■ **PROBLEM**
Give every line below again, exactly.

■ **DATA SUPPLIED**
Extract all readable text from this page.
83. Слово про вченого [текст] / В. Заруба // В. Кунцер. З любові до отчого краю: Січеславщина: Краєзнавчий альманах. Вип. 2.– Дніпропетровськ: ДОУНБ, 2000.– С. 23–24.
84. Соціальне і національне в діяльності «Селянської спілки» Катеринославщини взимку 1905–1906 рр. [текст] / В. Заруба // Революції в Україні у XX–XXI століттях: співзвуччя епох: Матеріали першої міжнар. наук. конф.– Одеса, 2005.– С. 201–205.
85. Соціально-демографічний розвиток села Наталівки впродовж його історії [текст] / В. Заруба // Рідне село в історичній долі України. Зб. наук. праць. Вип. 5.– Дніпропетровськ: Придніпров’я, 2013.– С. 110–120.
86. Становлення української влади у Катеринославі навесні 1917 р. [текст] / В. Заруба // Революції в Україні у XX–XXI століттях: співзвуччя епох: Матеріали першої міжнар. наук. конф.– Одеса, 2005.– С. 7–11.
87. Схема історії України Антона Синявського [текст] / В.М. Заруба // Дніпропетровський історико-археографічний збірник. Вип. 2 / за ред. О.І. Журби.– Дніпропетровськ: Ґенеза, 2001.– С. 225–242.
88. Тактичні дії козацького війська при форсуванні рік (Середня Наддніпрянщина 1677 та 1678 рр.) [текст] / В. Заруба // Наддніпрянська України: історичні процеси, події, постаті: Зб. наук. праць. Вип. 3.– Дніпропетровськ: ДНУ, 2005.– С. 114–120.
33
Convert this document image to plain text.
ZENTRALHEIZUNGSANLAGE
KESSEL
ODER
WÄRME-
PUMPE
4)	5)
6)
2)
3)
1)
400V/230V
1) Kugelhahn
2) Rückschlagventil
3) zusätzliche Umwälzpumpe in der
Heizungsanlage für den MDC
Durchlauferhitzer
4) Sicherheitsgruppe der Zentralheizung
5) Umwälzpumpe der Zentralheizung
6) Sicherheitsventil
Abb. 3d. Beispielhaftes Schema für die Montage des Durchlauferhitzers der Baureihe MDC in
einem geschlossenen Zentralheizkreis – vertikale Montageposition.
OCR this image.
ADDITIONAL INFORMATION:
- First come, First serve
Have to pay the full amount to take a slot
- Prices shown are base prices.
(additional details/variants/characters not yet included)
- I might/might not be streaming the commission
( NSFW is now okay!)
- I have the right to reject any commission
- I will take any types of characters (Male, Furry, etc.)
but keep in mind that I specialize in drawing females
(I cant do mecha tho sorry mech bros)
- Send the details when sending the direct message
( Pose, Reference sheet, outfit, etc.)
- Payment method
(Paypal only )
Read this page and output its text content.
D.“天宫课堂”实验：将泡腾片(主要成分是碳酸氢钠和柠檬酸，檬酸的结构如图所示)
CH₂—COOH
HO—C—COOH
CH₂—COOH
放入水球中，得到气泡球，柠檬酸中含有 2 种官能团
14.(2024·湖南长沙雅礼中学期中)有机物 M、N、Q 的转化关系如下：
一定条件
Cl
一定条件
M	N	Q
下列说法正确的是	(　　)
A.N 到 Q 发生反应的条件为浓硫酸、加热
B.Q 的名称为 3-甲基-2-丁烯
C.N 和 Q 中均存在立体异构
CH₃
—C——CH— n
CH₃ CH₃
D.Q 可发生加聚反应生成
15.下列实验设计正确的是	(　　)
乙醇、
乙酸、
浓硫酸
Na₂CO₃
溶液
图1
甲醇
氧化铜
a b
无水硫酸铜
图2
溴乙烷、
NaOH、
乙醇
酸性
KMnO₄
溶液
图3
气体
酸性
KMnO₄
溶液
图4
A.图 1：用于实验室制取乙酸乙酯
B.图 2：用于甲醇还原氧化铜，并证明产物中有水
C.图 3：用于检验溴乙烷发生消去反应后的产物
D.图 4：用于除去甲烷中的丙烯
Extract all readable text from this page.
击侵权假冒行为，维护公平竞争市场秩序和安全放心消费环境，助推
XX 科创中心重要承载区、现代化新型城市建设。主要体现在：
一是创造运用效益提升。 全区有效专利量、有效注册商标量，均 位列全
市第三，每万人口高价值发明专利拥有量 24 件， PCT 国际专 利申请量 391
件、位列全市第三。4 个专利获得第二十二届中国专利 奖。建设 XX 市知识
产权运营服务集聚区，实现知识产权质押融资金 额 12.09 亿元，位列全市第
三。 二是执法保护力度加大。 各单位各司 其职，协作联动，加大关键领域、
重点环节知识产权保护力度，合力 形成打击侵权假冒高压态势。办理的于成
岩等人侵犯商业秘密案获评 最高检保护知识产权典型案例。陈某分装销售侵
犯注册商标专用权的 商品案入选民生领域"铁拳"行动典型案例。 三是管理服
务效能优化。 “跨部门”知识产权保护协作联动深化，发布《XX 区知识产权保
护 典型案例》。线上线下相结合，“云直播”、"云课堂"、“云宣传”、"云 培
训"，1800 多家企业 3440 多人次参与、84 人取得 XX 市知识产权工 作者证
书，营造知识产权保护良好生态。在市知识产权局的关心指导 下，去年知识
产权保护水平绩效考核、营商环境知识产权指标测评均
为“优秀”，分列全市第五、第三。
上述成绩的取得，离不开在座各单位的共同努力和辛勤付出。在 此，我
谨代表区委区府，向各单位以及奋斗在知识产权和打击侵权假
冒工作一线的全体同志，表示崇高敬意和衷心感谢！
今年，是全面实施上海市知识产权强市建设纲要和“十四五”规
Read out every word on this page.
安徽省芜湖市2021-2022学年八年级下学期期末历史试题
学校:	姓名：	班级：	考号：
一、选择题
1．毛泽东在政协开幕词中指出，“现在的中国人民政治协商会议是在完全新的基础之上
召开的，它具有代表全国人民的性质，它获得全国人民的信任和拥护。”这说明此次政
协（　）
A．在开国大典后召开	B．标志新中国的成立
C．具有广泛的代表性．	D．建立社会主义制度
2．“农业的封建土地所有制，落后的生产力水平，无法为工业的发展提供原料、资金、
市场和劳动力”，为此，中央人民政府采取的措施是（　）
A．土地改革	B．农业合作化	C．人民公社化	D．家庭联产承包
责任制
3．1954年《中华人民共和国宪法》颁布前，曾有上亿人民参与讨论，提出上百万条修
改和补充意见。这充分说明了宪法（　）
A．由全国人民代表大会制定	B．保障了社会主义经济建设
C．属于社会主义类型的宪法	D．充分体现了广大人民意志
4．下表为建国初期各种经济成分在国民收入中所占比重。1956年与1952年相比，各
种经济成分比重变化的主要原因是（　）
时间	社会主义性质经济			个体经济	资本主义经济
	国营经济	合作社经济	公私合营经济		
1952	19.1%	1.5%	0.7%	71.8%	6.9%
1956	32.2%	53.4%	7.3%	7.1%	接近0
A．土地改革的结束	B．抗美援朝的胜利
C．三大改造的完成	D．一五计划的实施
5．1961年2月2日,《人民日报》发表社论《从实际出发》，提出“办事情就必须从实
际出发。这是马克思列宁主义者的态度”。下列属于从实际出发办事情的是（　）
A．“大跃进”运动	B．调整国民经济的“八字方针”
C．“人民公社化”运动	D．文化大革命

■ **RESPONSE TO THIS TASK**
Extract all readable text from this page.
83. Слово про вченого [текст] / В. Заруба // В. Кунцер. З любові до отчого краю: Січеславщина: Краєзнавчий альманах. Вип. 2.– Дніпропетровськ: ДОУНБ, 2000.– С. 23–24.
84. Соціальне і національне в діяльності «Селянської спілки» Катеринославщини взимку 1905–1906 рр. [текст] / В. Заруба // Революції в Україні у XX–XXI століттях: співзвуччя епох: Матеріали першої міжнар. наук. конф.– Одеса, 2005.– С. 201–205.
85. Соціально-демографічний розвиток села Наталівки впродовж його історії [текст] / В. Заруба // Рідне село в історичній долі України. Зб. наук. праць. Вип. 5.– Дніпропетровськ: Придніпров’я, 2013.– С. 110–120.
86. Становлення української влади у Катеринославі навесні 1917 р. [текст] / В. Заруба // Революції в Україні у XX–XXI століттях: співзвуччя епох: Матеріали першої міжнар. наук. конф.– Одеса, 2005.– С. 7–11.
87. Схема історії України Антона Синявського [текст] / В.М. Заруба // Дніпропетровський історико-археографічний збірник. Вип. 2 / за ред. О.І. Журби.– Дніпропетровськ: Ґенеза, 2001.– С. 225–242.
88. Тактичні дії козацького війська при форсуванні рік (Середня Наддніпрянщина 1677 та 1678 рр.) [текст] / В. Заруба // Наддніпрянська України: історичні процеси, події, постаті: Зб. наук. праць. Вип. 3.– Дніпропетровськ: ДНУ, 2005.– С. 114–120.
33
Convert this document image to plain text.
ZENTRALHEIZUNGSANLAGE
KESSEL
ODER
WÄRME-
PUMPE
4)	5)
6)
2)
3)
1)
400V/230V
1) Kugelhahn
2) Rückschlagventil
3) zusätzliche Umwälzpumpe in der
Heizungsanlage für den MDC
Durchlauferhitzer
4) Sicherheitsgruppe der Zentralheizung
5) Umwälzpumpe der Zentralheizung
6) Sicherheitsventil
Abb. 3d. Beispielhaftes Schema für die Montage des Durchlauferhitzers der Baureihe MDC in
einem geschlossenen Zentralheizkreis – vertikale Montageposition.
OCR this image.
ADDITIONAL INFORMATION:
- First come, First serve
Have to pay the full amount to take a slot
- Prices shown are base prices.
(additional details/variants/characters not yet included)
- I might/might not be streaming the commission
( NSFW is now okay!)
- I have the right to reject any commission
- I will take any types of characters (Male, Furry, etc.)
but keep in mind that I specialize in drawing females
(I cant do mecha tho sorry mech bros)
- Send the details when sending the direct message
( Pose, Reference sheet, outfit, etc.)
- Payment method
(Paypal only )
Read this page and output its text content.
D.“天宫课堂”实验：将泡腾片(主要成分是碳酸氢钠和柠檬酸，檬酸的结构如图所示)
CH₂—COOH
HO—C—COOH
CH₂—COOH
放入水球中，得到气泡球，柠檬酸中含有 2 种官能团
14.(2024·湖南长沙雅礼中学期中)有机物 M、N、Q 的转化关系如下：
一定条件
Cl
一定条件
M	N	Q
下列说法正确的是	(　　)
A.N 到 Q 发生反应的条件为浓硫酸、加热
B.Q 的名称为 3-甲基-2-丁烯
C.N 和 Q 中均存在立体异构
CH₃
—C——CH— n
CH₃ CH₃
D.Q 可发生加聚反应生成
15.下列实验设计正确的是	(　　)
乙醇、
乙酸、
浓硫酸
Na₂CO₃
溶液
图1
甲醇
氧化铜
a b
无水硫酸铜
图2
溴乙烷、
NaOH、
乙醇
酸性
KMnO₄
溶液
图3
气体
酸性
KMnO₄
溶液
图4
A.图 1：用于实验室制取乙酸乙酯
B.图 2：用于甲醇还原氧化铜，并证明产物中有水
C.图 3：用于检验溴乙烷发生消去反应后的产物
D.图 4：用于除去甲烷中的丙烯
Extract all readable text from this page.
击侵权假冒行为，维护公平竞争市场秩序和安全放心消费环境，助推
XX 科创中心重要承载区、现代化新型城市建设。主要体现在：
一是创造运用效益提升。 全区有效专利量、有效注册商标量，均 位列全
市第三，每万人口高价值发明专利拥有量 24 件， PCT 国际专 利申请量 391
件、位列全市第三。4 个专利获得第二十二届中国专利 奖。建设 XX 市知识
产权运营服务集聚区，实现知识产权质押融资金 额 12.09 亿元，位列全市第
三。 二是执法保护力度加大。 各单位各司 其职，协作联动，加大关键领域、
重点环节知识产权保护力度，合力 形成打击侵权假冒高压态势。办理的于成
岩等人侵犯商业秘密案获评 最高检保护知识产权典型案例。陈某分装销售侵
犯注册商标专用权的 商品案入选民生领域"铁拳"行动典型案例。 三是管理服
务效能优化。 “跨部门”知识产权保护协作联动深化，发布《XX 区知识产权保
护 典型案例》。线上线下相结合，“云直播”、"云课堂"、“云宣传”、"云 培
训"，1800 多家企业 3440 多人次参与、84 人取得 XX 市知识产权工 作者证
书，营造知识产权保护良好生态。在市知识产权局的关心指导 下，去年知识
产权保护水平绩效考核、营商环境知识产权指标测评均
为“优秀”，分列全市第五、第三。
上述成绩的取得，离不开在座各单位的共同努力和辛勤付出。在 此，我
谨代表区委区府，向各单位以及奋斗在知识产权和打击侵权假
冒工作一线的全体同志，表示崇高敬意和衷心感谢！
今年，是全面实施上海市知识产权强市建设纲要和“十四五”规
Read out every word on this page.
安徽省芜湖市2021-2022学年八年级下学期期末历史试题
学校:	姓名：	班级：	考号：
一、选择题
1．毛泽东在政协开幕词中指出，“现在的中国人民政治协商会议是在完全新的基础之上
召开的，它具有代表全国人民的性质，它获得全国人民的信任和拥护。”这说明此次政
协（　）
A．在开国大典后召开	B．标志新中国的成立
C．具有广泛的代表性．	D．建立社会主义制度
2．“农业的封建土地所有制，落后的生产力水平，无法为工业的发展提供原料、资金、
市场和劳动力”，为此，中央人民政府采取的措施是（　）
A．土地改革	B．农业合作化	C．人民公社化	D．家庭联产承包
责任制
3．1954年《中华人民共和国宪法》颁布前，曾有上亿人民参与讨论，提出上百万条修
改和补充意见。这充分说明了宪法（　）
A．由全国人民代表大会制定	B．保障了社会主义经济建设
C．属于社会主义类型的宪法	D．充分体现了广大人民意志
4．下表为建国初期各种经济成分在国民收入中所占比重。1956年与1952年相比，各
种经济成分比重变化的主要原因是（　）
时间	社会主义性质经济			个体经济	资本主义经济
	国营经济	合作社经济	公私合营经济		
1952	19.1%	1.5%	0.7%	71.8%	6.9%
1956	32.2%	53.4%	7.3%	7.1%	接近0
A．土地改革的结束	B．抗美援朝的胜利
C．三大改造的完成	D．一五计划的实施
5．1961年2月2日,《人民日报》发表社论《从实际出发》，提出“办事情就必须从实
际出发。这是马克思列宁主义者的态度”。下列属于从实际出发办事情的是（　）
A．“大跃进”运动	B．调整国民经济的“八字方针”
C．“人民公社化”运动	D．文化大革命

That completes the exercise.